◆ Set problem
Below is a listing to transcribe in full and exactly; keep the pictures out.

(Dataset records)
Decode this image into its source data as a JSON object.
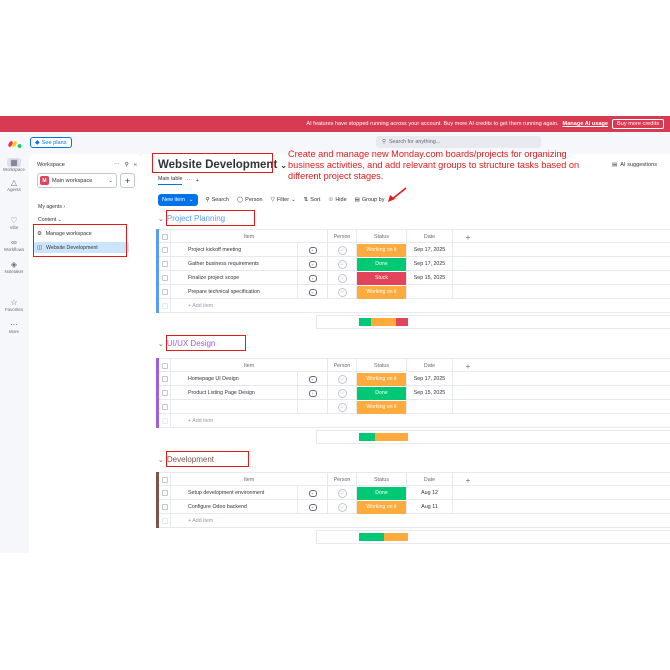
{
  "banner": {
    "message": "AI features have stopped running across your account. Buy more AI credits to get them running again.",
    "manage_link": "Manage AI usage",
    "buy_button": "Buy more credits"
  },
  "topbar": {
    "see_plans": "See plans",
    "search_placeholder": "Search for anything..."
  },
  "rail": {
    "items": [
      {
        "label": "Workspace",
        "icon": "grid-icon"
      },
      {
        "label": "Agents",
        "icon": "agents-icon"
      },
      {
        "label": "Vibe",
        "icon": "heart-icon"
      },
      {
        "label": "Workflows",
        "icon": "workflows-icon"
      },
      {
        "label": "Notetaker",
        "icon": "diamond-icon"
      },
      {
        "label": "Favorites",
        "icon": "star-icon"
      },
      {
        "label": "More",
        "icon": "more-icon"
      }
    ]
  },
  "sidebar": {
    "workspace_label": "Workspace",
    "workspace_name": "Main workspace",
    "workspace_badge": "M",
    "my_agents": "My agents",
    "content": "Content",
    "items": [
      {
        "label": "Manage workspace"
      },
      {
        "label": "Website Development"
      }
    ]
  },
  "board": {
    "title": "Website Development",
    "annotation": "Create and manage new Monday.com boards/projects for organizing business activities, and add relevant groups to structure tasks based on different project stages.",
    "ai_suggestions": "AI suggestions",
    "tab_main": "Main table",
    "toolbar": {
      "new_item": "New item",
      "search": "Search",
      "person": "Person",
      "filter": "Filter",
      "sort": "Sort",
      "hide": "Hide",
      "group_by": "Group by"
    },
    "columns": {
      "item": "Item",
      "person": "Person",
      "status": "Status",
      "date": "Date",
      "plus": "+"
    },
    "add_item": "+ Add item",
    "groups": [
      {
        "title": "Project Planning",
        "color": "#579bfc",
        "rows": [
          {
            "item": "Project kickoff meeting",
            "status": "Working on it",
            "status_color": "#fdab3d",
            "date": "Sep 17, 2025"
          },
          {
            "item": "Gather business requirements",
            "status": "Done",
            "status_color": "#00c875",
            "date": "Sep 17, 2025"
          },
          {
            "item": "Finalize project scope",
            "status": "Stuck",
            "status_color": "#e2445c",
            "date": "Sep 15, 2025"
          },
          {
            "item": "Prepare technical specification",
            "status": "Working on it",
            "status_color": "#fdab3d",
            "date": ""
          }
        ]
      },
      {
        "title": "UI/UX Design",
        "color": "#a25ddc",
        "rows": [
          {
            "item": "Homepage UI Design",
            "status": "Working on it",
            "status_color": "#fdab3d",
            "date": "Sep 17, 2025"
          },
          {
            "item": "Product Listing Page Design",
            "status": "Done",
            "status_color": "#00c875",
            "date": "Sep 15, 2025"
          },
          {
            "item": "",
            "status": "Working on it",
            "status_color": "#fdab3d",
            "date": ""
          }
        ]
      },
      {
        "title": "Development",
        "color": "#7f5347",
        "rows": [
          {
            "item": "Setup development environment",
            "status": "Done",
            "status_color": "#00c875",
            "date": "Aug 12"
          },
          {
            "item": "Configure Odoo backend",
            "status": "Working on it",
            "status_color": "#fdab3d",
            "date": "Aug 11"
          }
        ]
      }
    ]
  }
}
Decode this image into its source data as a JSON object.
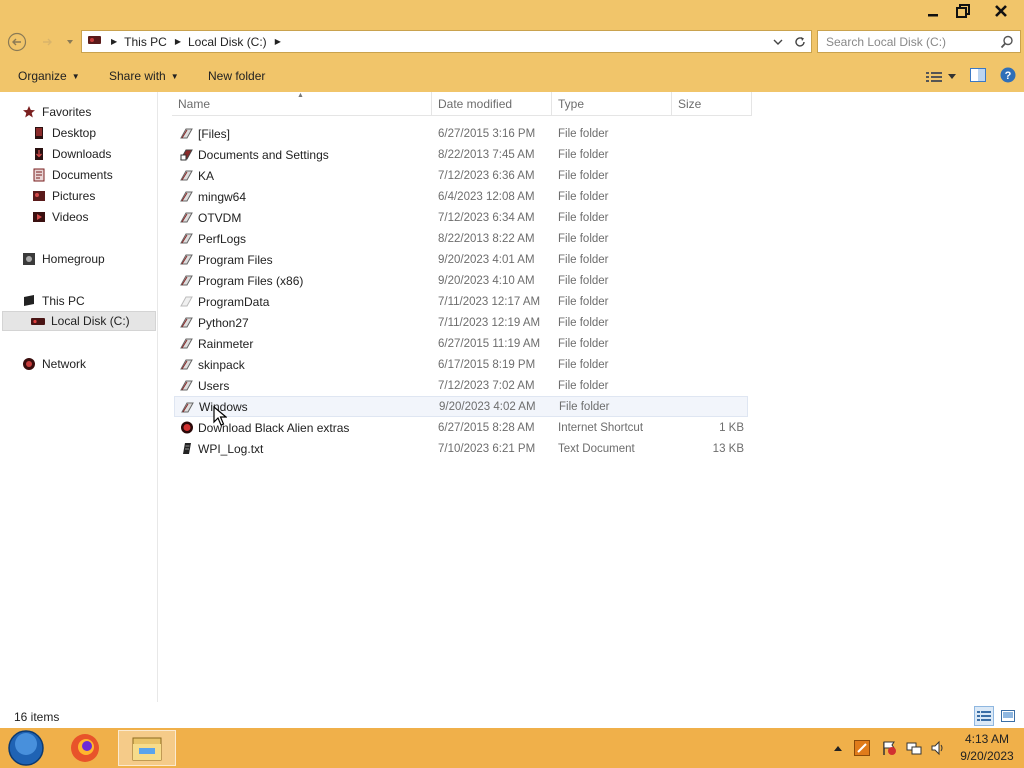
{
  "window": {
    "buttons": [
      "minimize",
      "restore",
      "close"
    ]
  },
  "address": {
    "breadcrumb": [
      "This PC",
      "Local Disk (C:)"
    ],
    "search_placeholder": "Search Local Disk (C:)"
  },
  "toolbar": {
    "organize": "Organize",
    "share_with": "Share with",
    "new_folder": "New folder"
  },
  "sidebar": {
    "favorites": "Favorites",
    "favorites_items": [
      "Desktop",
      "Downloads",
      "Documents",
      "Pictures",
      "Videos"
    ],
    "homegroup": "Homegroup",
    "this_pc": "This PC",
    "this_pc_items": [
      "Local Disk (C:)"
    ],
    "network": "Network"
  },
  "columns": {
    "name": "Name",
    "date": "Date modified",
    "type": "Type",
    "size": "Size"
  },
  "files": [
    {
      "name": "[Files]",
      "date": "6/27/2015 3:16 PM",
      "type": "File folder",
      "size": ""
    },
    {
      "name": "Documents and Settings",
      "date": "8/22/2013 7:45 AM",
      "type": "File folder",
      "size": ""
    },
    {
      "name": "KA",
      "date": "7/12/2023 6:36 AM",
      "type": "File folder",
      "size": ""
    },
    {
      "name": "mingw64",
      "date": "6/4/2023 12:08 AM",
      "type": "File folder",
      "size": ""
    },
    {
      "name": "OTVDM",
      "date": "7/12/2023 6:34 AM",
      "type": "File folder",
      "size": ""
    },
    {
      "name": "PerfLogs",
      "date": "8/22/2013 8:22 AM",
      "type": "File folder",
      "size": ""
    },
    {
      "name": "Program Files",
      "date": "9/20/2023 4:01 AM",
      "type": "File folder",
      "size": ""
    },
    {
      "name": "Program Files (x86)",
      "date": "9/20/2023 4:10 AM",
      "type": "File folder",
      "size": ""
    },
    {
      "name": "ProgramData",
      "date": "7/11/2023 12:17 AM",
      "type": "File folder",
      "size": ""
    },
    {
      "name": "Python27",
      "date": "7/11/2023 12:19 AM",
      "type": "File folder",
      "size": ""
    },
    {
      "name": "Rainmeter",
      "date": "6/27/2015 11:19 AM",
      "type": "File folder",
      "size": ""
    },
    {
      "name": "skinpack",
      "date": "6/17/2015 8:19 PM",
      "type": "File folder",
      "size": ""
    },
    {
      "name": "Users",
      "date": "7/12/2023 7:02 AM",
      "type": "File folder",
      "size": ""
    },
    {
      "name": "Windows",
      "date": "9/20/2023 4:02 AM",
      "type": "File folder",
      "size": ""
    },
    {
      "name": "Download Black Alien extras",
      "date": "6/27/2015 8:28 AM",
      "type": "Internet Shortcut",
      "size": "1 KB"
    },
    {
      "name": "WPI_Log.txt",
      "date": "7/10/2023 6:21 PM",
      "type": "Text Document",
      "size": "13 KB"
    }
  ],
  "status": {
    "item_count": "16 items"
  },
  "taskbar": {
    "time": "4:13 AM",
    "date": "9/20/2023"
  },
  "colors": {
    "chrome": "#f1c56a",
    "taskbar": "#f0b04a",
    "hover_row": "#f2f5fb"
  }
}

◆ Written solution
Decode this image into its source data as a JSON object.
{
  "banner": {
    "message": "AI features have stopped running across your account. Buy more AI credits to get them running again.",
    "manage_link": "Manage AI usage",
    "buy_button": "Buy more credits"
  },
  "topbar": {
    "see_plans": "See plans",
    "search_placeholder": "Search for anything..."
  },
  "rail": {
    "items": [
      {
        "label": "Workspace",
        "icon": "grid-icon"
      },
      {
        "label": "Agents",
        "icon": "agents-icon"
      },
      {
        "label": "Vibe",
        "icon": "heart-icon"
      },
      {
        "label": "Workflows",
        "icon": "workflows-icon"
      },
      {
        "label": "Notetaker",
        "icon": "diamond-icon"
      },
      {
        "label": "Favorites",
        "icon": "star-icon"
      },
      {
        "label": "More",
        "icon": "more-icon"
      }
    ]
  },
  "sidebar": {
    "workspace_label": "Workspace",
    "workspace_name": "Main workspace",
    "workspace_badge": "M",
    "my_agents": "My agents",
    "content": "Content",
    "items": [
      {
        "label": "Manage workspace"
      },
      {
        "label": "Website Development"
      }
    ]
  },
  "board": {
    "title": "Website Development",
    "annotation": "Create and manage new Monday.com boards/projects for organizing business activities, and add relevant groups to structure tasks based on different project stages.",
    "ai_suggestions": "AI suggestions",
    "tab_main": "Main table",
    "toolbar": {
      "new_item": "New item",
      "search": "Search",
      "person": "Person",
      "filter": "Filter",
      "sort": "Sort",
      "hide": "Hide",
      "group_by": "Group by"
    },
    "columns": {
      "item": "Item",
      "person": "Person",
      "status": "Status",
      "date": "Date",
      "plus": "+"
    },
    "add_item": "+ Add item",
    "groups": [
      {
        "title": "Project Planning",
        "color": "#579bfc",
        "rows": [
          {
            "item": "Project kickoff meeting",
            "status": "Working on it",
            "status_color": "#fdab3d",
            "date": "Sep 17, 2025"
          },
          {
            "item": "Gather business requirements",
            "status": "Done",
            "status_color": "#00c875",
            "date": "Sep 17, 2025"
          },
          {
            "item": "Finalize project scope",
            "status": "Stuck",
            "status_color": "#e2445c",
            "date": "Sep 15, 2025"
          },
          {
            "item": "Prepare technical specification",
            "status": "Working on it",
            "status_color": "#fdab3d",
            "date": ""
          }
        ]
      },
      {
        "title": "UI/UX Design",
        "color": "#a25ddc",
        "rows": [
          {
            "item": "Homepage UI Design",
            "status": "Working on it",
            "status_color": "#fdab3d",
            "date": "Sep 17, 2025"
          },
          {
            "item": "Product Listing Page Design",
            "status": "Done",
            "status_color": "#00c875",
            "date": "Sep 15, 2025"
          },
          {
            "item": "",
            "status": "Working on it",
            "status_color": "#fdab3d",
            "date": ""
          }
        ]
      },
      {
        "title": "Development",
        "color": "#7f5347",
        "rows": [
          {
            "item": "Setup development environment",
            "status": "Done",
            "status_color": "#00c875",
            "date": "Aug 12"
          },
          {
            "item": "Configure Odoo backend",
            "status": "Working on it",
            "status_color": "#fdab3d",
            "date": "Aug 11"
          }
        ]
      }
    ]
  }
}
Decode this image into its source data as a JSON object.
{
  "window": {
    "buttons": [
      "minimize",
      "restore",
      "close"
    ]
  },
  "address": {
    "breadcrumb": [
      "This PC",
      "Local Disk (C:)"
    ],
    "search_placeholder": "Search Local Disk (C:)"
  },
  "toolbar": {
    "organize": "Organize",
    "share_with": "Share with",
    "new_folder": "New folder"
  },
  "sidebar": {
    "favorites": "Favorites",
    "favorites_items": [
      "Desktop",
      "Downloads",
      "Documents",
      "Pictures",
      "Videos"
    ],
    "homegroup": "Homegroup",
    "this_pc": "This PC",
    "this_pc_items": [
      "Local Disk (C:)"
    ],
    "network": "Network"
  },
  "columns": {
    "name": "Name",
    "date": "Date modified",
    "type": "Type",
    "size": "Size"
  },
  "files": [
    {
      "name": "[Files]",
      "date": "6/27/2015 3:16 PM",
      "type": "File folder",
      "size": ""
    },
    {
      "name": "Documents and Settings",
      "date": "8/22/2013 7:45 AM",
      "type": "File folder",
      "size": ""
    },
    {
      "name": "KA",
      "date": "7/12/2023 6:36 AM",
      "type": "File folder",
      "size": ""
    },
    {
      "name": "mingw64",
      "date": "6/4/2023 12:08 AM",
      "type": "File folder",
      "size": ""
    },
    {
      "name": "OTVDM",
      "date": "7/12/2023 6:34 AM",
      "type": "File folder",
      "size": ""
    },
    {
      "name": "PerfLogs",
      "date": "8/22/2013 8:22 AM",
      "type": "File folder",
      "size": ""
    },
    {
      "name": "Program Files",
      "date": "9/20/2023 4:01 AM",
      "type": "File folder",
      "size": ""
    },
    {
      "name": "Program Files (x86)",
      "date": "9/20/2023 4:10 AM",
      "type": "File folder",
      "size": ""
    },
    {
      "name": "ProgramData",
      "date": "7/11/2023 12:17 AM",
      "type": "File folder",
      "size": ""
    },
    {
      "name": "Python27",
      "date": "7/11/2023 12:19 AM",
      "type": "File folder",
      "size": ""
    },
    {
      "name": "Rainmeter",
      "date": "6/27/2015 11:19 AM",
      "type": "File folder",
      "size": ""
    },
    {
      "name": "skinpack",
      "date": "6/17/2015 8:19 PM",
      "type": "File folder",
      "size": ""
    },
    {
      "name": "Users",
      "date": "7/12/2023 7:02 AM",
      "type": "File folder",
      "size": ""
    },
    {
      "name": "Windows",
      "date": "9/20/2023 4:02 AM",
      "type": "File folder",
      "size": ""
    },
    {
      "name": "Download Black Alien extras",
      "date": "6/27/2015 8:28 AM",
      "type": "Internet Shortcut",
      "size": "1 KB"
    },
    {
      "name": "WPI_Log.txt",
      "date": "7/10/2023 6:21 PM",
      "type": "Text Document",
      "size": "13 KB"
    }
  ],
  "status": {
    "item_count": "16 items"
  },
  "taskbar": {
    "time": "4:13 AM",
    "date": "9/20/2023"
  },
  "colors": {
    "chrome": "#f1c56a",
    "taskbar": "#f0b04a",
    "hover_row": "#f2f5fb"
  }
}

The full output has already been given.